> [Given instruction]:
Exactly and only the lines from the line holding "Read this page and output its text content." to the end of the records should be reproduced. Leave pictures out.

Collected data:
((
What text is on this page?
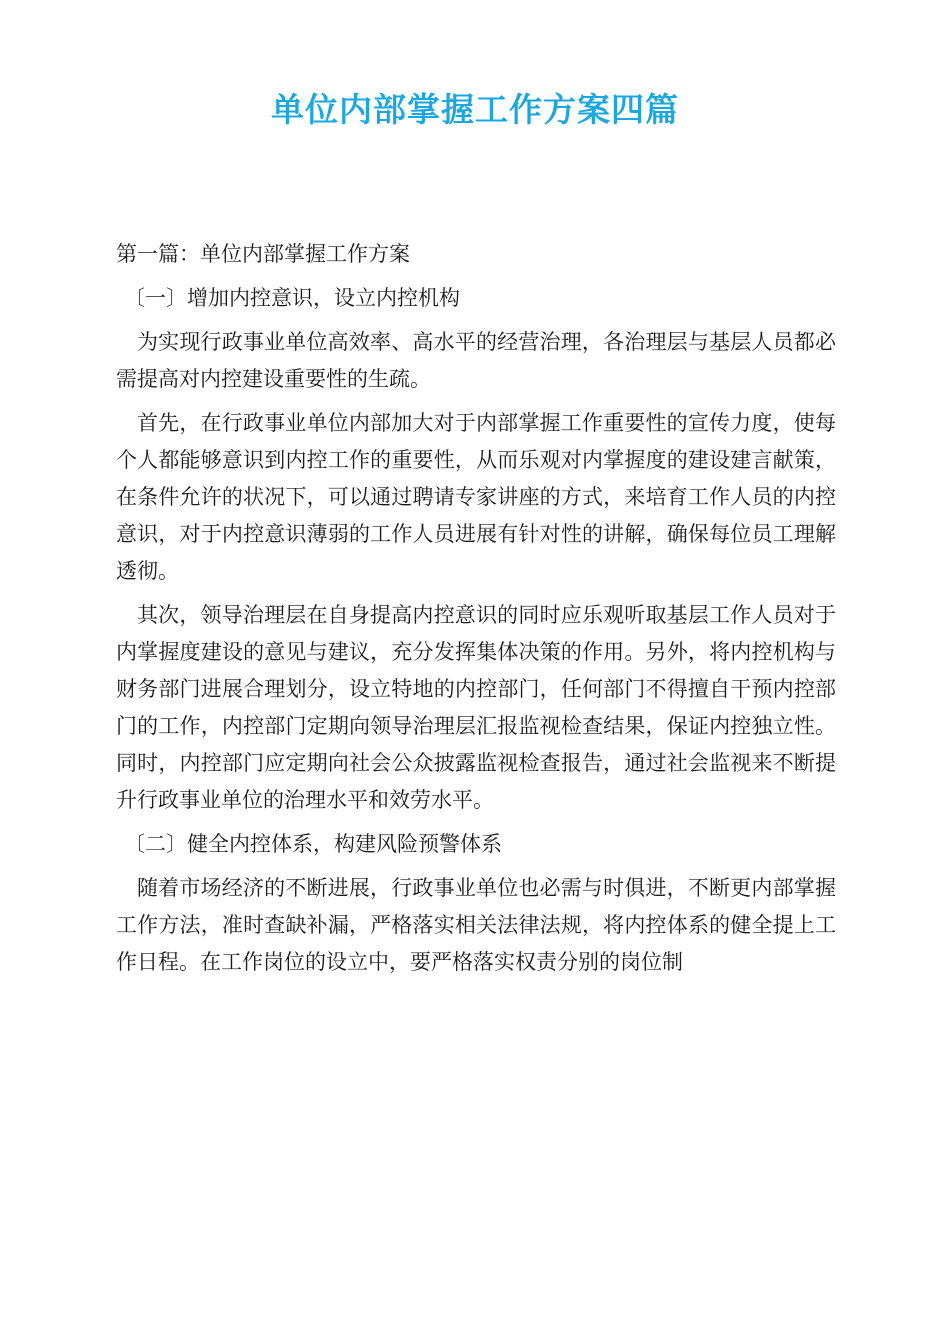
单位内部掌握工作方案四篇

第一篇：单位内部掌握工作方案

〔一〕增加内控意识，设立内控机构

为实现行政事业单位高效率、高水平的经营治理，各治理层与基层人员都必需提高对内控建设重要性的生疏。

首先，在行政事业单位内部加大对于内部掌握工作重要性的宣传力度，使每个人都能够意识到内控工作的重要性，从而乐观对内掌握度的建设建言献策，在条件允许的状况下，可以通过聘请专家讲座的方式，来培育工作人员的内控意识，对于内控意识薄弱的工作人员进展有针对性的讲解，确保每位员工理解透彻。

其次，领导治理层在自身提高内控意识的同时应乐观听取基层工作人员对于内掌握度建设的意见与建议，充分发挥集体决策的作用。另外，将内控机构与财务部门进展合理划分，设立特地的内控部门，任何部门不得擅自干预内控部门的工作，内控部门定期向领导治理层汇报监视检查结果，保证内控独立性。同时，内控部门应定期向社会公众披露监视检查报告，通过社会监视来不断提升行政事业单位的治理水平和效劳水平。

〔二〕健全内控体系，构建风险预警体系

随着市场经济的不断进展，行政事业单位也必需与时俱进，不断更内部掌握工作方法，准时查缺补漏，严格落实相关法律法规，将内控体系的健全提上工作日程。在工作岗位的设立中，要严格落实权责分别的岗位制
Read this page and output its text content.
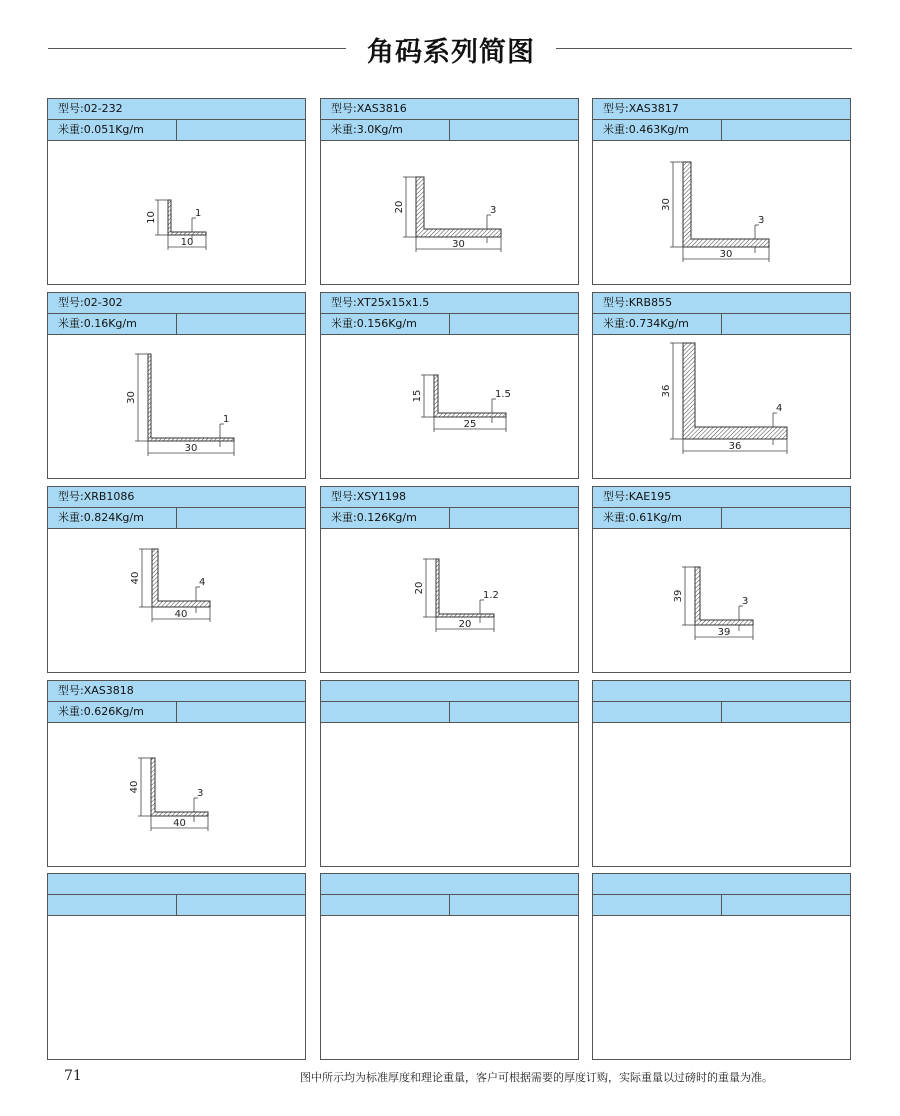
角码系列简图
型号:02-232
米重:0.051Kg/m
10
10
1
型号:XAS3816
米重:3.0Kg/m
20
30
3
型号:XAS3817
米重:0.463Kg/m
30
30
3
型号:02-302
米重:0.16Kg/m
30
30
1
型号:XT25x15x1.5
米重:0.156Kg/m
15
25
1.5
型号:KRB855
米重:0.734Kg/m
36
36
4
型号:XRB1086
米重:0.824Kg/m
40
40
4
型号:XSY1198
米重:0.126Kg/m
20
20
1.2
型号:KAE195
米重:0.61Kg/m
39
39
3
型号:XAS3818
米重:0.626Kg/m
40
40
3
71	图中所示均为标准厚度和理论重量，客户可根据需要的厚度订购，实际重量以过磅时的重量为准。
))
> [Written response]:
Read this page and output its text content.
角码系列简图
型号:02-232
米重:0.051Kg/m
10
10
1
型号:XAS3816
米重:3.0Kg/m
20
30
3
型号:XAS3817
米重:0.463Kg/m
30
30
3
型号:02-302
米重:0.16Kg/m
30
30
1
型号:XT25x15x1.5
米重:0.156Kg/m
15
25
1.5
型号:KRB855
米重:0.734Kg/m
36
36
4
型号:XRB1086
米重:0.824Kg/m
40
40
4
型号:XSY1198
米重:0.126Kg/m
20
20
1.2
型号:KAE195
米重:0.61Kg/m
39
39
3
型号:XAS3818
米重:0.626Kg/m
40
40
3
71	图中所示均为标准厚度和理论重量，客户可根据需要的厚度订购，实际重量以过磅时的重量为准。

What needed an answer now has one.